| Task prompt |
Copy every line that holds "location".

| Records provided |
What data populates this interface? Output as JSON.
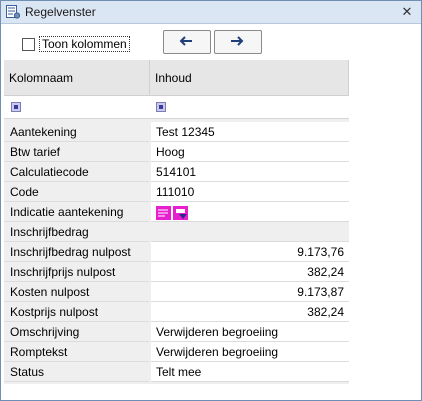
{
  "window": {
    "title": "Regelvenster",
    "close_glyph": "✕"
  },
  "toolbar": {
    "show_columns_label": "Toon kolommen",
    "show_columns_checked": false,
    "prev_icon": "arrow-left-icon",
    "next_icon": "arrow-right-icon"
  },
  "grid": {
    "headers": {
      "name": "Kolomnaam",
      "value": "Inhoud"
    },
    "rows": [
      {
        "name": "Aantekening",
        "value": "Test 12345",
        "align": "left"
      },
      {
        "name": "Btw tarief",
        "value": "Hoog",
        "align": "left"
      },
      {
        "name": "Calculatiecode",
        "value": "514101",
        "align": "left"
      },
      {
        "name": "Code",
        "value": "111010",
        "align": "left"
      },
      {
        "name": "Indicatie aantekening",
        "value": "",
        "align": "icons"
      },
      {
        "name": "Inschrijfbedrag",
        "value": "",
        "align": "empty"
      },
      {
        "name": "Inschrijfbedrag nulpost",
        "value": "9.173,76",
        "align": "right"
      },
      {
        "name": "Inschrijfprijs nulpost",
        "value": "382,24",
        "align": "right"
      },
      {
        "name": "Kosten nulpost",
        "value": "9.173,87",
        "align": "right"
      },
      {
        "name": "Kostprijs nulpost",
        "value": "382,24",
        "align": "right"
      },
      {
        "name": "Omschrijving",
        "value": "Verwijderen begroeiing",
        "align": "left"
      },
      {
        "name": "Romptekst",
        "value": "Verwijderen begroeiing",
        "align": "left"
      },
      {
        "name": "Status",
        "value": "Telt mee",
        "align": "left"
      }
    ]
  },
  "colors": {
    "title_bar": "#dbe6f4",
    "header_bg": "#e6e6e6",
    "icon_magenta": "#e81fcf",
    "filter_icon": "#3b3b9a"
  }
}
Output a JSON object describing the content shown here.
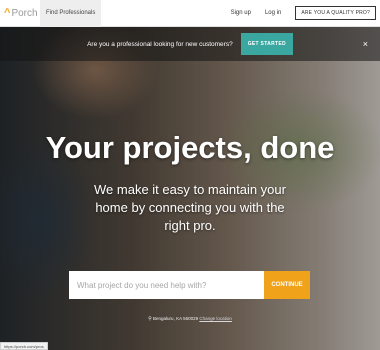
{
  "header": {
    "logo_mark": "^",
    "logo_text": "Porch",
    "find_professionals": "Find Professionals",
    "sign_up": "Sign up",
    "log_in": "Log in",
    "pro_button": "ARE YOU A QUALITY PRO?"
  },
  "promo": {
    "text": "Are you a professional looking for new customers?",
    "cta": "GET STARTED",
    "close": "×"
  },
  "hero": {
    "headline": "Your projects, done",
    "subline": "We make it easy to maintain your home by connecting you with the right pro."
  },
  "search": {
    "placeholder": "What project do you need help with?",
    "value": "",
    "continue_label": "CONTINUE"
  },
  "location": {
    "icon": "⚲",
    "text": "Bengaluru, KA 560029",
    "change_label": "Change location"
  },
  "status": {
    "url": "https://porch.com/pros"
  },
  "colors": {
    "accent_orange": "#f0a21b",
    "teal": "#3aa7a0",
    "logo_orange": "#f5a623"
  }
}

...

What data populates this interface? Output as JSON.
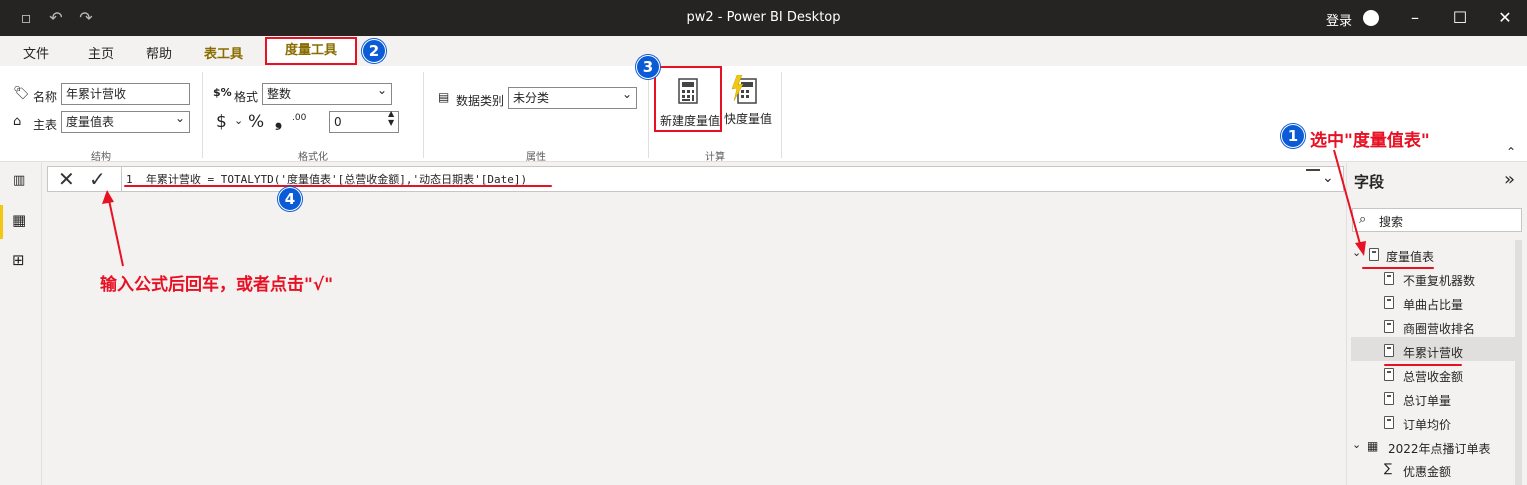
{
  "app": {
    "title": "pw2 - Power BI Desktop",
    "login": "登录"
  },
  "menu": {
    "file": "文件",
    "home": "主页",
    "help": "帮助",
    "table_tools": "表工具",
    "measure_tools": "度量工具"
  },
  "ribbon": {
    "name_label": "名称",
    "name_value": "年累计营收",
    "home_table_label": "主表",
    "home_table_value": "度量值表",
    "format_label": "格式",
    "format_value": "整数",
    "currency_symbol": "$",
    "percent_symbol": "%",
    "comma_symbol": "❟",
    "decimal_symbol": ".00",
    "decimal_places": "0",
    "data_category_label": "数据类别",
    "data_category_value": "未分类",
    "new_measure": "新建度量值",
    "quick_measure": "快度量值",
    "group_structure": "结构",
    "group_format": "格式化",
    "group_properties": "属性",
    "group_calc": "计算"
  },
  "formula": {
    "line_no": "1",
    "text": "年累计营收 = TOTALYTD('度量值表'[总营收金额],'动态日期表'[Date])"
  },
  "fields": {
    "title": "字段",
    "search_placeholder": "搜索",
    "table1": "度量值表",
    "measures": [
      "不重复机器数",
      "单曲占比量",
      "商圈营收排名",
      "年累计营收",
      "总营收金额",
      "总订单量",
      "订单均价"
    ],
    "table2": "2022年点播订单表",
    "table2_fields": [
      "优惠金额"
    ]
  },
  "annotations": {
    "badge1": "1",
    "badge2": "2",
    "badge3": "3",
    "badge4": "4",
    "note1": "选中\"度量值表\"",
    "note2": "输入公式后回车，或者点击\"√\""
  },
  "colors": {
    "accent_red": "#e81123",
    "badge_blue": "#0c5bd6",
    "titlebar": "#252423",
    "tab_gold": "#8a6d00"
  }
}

| Reply to the exercise |
  "location": {
    "change_label": "Change location"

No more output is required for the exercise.